>>>

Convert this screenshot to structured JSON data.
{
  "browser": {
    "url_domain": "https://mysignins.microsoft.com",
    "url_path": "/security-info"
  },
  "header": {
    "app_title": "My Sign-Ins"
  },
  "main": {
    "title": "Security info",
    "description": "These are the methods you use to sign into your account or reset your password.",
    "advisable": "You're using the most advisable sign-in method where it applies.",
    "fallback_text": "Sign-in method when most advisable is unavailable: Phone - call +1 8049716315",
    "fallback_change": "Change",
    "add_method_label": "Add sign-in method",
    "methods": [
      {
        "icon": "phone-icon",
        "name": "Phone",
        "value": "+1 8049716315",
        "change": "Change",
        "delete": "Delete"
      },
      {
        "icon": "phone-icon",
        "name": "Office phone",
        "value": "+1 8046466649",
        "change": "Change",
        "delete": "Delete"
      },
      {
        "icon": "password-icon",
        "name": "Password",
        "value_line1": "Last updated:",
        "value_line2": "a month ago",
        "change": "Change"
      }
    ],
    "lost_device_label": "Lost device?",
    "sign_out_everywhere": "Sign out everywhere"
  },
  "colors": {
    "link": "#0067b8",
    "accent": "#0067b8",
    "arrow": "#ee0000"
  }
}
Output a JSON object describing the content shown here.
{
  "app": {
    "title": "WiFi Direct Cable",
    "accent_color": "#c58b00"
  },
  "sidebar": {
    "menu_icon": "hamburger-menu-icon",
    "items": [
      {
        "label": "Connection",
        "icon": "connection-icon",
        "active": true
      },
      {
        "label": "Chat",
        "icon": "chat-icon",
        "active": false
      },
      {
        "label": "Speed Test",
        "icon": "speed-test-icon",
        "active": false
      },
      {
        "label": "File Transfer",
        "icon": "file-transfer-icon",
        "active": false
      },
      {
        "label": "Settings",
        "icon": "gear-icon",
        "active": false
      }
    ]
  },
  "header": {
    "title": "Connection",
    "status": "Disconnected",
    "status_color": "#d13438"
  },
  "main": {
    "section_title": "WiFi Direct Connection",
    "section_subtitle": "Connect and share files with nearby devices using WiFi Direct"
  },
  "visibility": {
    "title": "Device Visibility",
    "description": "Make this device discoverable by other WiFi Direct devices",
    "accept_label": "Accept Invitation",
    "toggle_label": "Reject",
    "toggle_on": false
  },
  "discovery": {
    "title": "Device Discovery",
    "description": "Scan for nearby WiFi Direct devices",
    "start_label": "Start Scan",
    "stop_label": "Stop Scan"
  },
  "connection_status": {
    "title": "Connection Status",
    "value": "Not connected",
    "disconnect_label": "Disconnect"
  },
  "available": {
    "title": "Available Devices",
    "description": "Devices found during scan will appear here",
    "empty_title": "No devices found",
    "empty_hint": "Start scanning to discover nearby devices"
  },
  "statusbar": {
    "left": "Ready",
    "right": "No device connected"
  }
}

<<<

§ AIM
Search the data for "icon". Copy every line that has it.

§ SOLUTION TO THIS TASK
        "icon": "phone-icon",
        "icon": "phone-icon",
        "icon": "password-icon",
    "menu_icon": "hamburger-menu-icon",
        "icon": "connection-icon",
        "icon": "chat-icon",
        "icon": "speed-test-icon",
        "icon": "file-transfer-icon",
        "icon": "gear-icon",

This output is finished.